**Goals**.
(a) Rewrite the paragraph in the Module and Buffer text that begins "Module and Buffer are MobilityGen’s" as a short bulleted list, keeping its main facts.
(b) Quote the Module and Buffer text from "Interaction with simulation" up to and including "the module’s Buffers.".

**Provided passage**.
▽
Module and Buffer

Module and Buffer are MobilityGen’s core building blocks. A Buffer holds a single piece of simulation data — a sensor reading, a robot pose, a joint state. A Module owns a set of Buffers and controls when to read from the simulation into them, and when to apply them back.

Interaction with simulation

Two methods define how a module exchanges data with the simulation:

• update_state() — reads the current simulation state (robot pose, sensor readings) and writes it into the module’s Buffers.

• write_replay_data() — reads values from the module’s Buffers and applies them back into the simulation (e.g. sets articulation pose and joint positions during replay).

All other code — writers, readers, scenario logic — only touches Buffers, never simulation APIs directly. These methods call into Omniverse APIs such as isaacsim.core.experimental (articulation) and omni.replicator.core (render products, annotators). The relevant APIs by component:

• Robot state — isaacsim.core.experimental: Articulation → world poses, joint positions, joint velocities, linear/angular velocities

• Camera — omni.replicator.core: render product + annotator → RGB (LdrColor), depth (distance_to_camera), segmentation, surface normals

• LiDAR — omni.replicator.core: RTX LiDAR render product + annotator → point cloud (xyz, intensity, range)
△
**Dataset extract**.
▽
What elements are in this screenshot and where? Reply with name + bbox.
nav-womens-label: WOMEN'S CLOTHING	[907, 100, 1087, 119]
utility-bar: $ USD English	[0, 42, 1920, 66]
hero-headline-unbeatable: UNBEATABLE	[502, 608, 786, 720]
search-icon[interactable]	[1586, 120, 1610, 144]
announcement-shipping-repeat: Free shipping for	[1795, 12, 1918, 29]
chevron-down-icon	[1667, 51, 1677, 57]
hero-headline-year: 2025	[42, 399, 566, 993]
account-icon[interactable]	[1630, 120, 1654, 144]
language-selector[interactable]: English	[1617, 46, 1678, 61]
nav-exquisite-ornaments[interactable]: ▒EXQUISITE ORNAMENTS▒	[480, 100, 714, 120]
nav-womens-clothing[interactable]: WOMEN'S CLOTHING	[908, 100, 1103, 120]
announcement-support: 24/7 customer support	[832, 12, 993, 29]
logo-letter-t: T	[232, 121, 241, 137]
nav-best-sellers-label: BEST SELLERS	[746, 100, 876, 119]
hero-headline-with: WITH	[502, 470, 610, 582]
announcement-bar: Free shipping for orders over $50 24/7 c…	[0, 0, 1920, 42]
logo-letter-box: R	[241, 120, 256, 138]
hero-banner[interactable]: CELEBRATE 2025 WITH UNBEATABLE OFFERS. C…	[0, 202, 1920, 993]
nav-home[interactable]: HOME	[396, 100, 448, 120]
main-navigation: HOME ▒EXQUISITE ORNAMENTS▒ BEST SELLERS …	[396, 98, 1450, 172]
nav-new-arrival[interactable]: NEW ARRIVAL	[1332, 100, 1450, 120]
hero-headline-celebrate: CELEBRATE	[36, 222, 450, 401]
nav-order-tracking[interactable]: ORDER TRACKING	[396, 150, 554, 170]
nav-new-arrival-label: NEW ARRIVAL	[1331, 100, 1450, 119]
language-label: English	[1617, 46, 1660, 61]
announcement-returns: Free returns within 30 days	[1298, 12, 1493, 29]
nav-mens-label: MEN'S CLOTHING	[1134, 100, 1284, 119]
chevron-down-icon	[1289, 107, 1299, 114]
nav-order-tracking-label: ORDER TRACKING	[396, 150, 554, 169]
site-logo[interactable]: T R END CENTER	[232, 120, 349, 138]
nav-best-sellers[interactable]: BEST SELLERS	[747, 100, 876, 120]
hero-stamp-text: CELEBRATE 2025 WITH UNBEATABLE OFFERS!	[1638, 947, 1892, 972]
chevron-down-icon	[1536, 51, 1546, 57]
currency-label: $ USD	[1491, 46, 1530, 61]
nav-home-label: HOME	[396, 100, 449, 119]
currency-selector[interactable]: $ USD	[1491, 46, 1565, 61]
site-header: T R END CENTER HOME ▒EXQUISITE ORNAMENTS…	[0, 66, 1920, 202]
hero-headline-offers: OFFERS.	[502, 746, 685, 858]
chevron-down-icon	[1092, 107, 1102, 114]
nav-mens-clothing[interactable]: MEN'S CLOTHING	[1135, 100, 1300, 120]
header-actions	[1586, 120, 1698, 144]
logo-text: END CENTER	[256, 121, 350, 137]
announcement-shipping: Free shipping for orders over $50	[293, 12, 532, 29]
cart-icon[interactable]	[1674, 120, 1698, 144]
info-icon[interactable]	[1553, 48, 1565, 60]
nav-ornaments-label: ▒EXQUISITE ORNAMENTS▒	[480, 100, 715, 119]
△
**Answers in order**.
(a)
- Module and Buffer are MobilityGen’s core building blocks.
- A Buffer holds one piece of simulation data, such as a sensor reading, a robot pose, or a joint state.
- A Module owns a set of Buffers and controls when to read simulation data into them and when to apply them back to the simulation.

(b)
Interaction with simulation

Two methods define how a module exchanges data with the simulation:

• update_state() — reads the current simulation state (robot pose, sensor readings) and writes it into the module’s Buffers.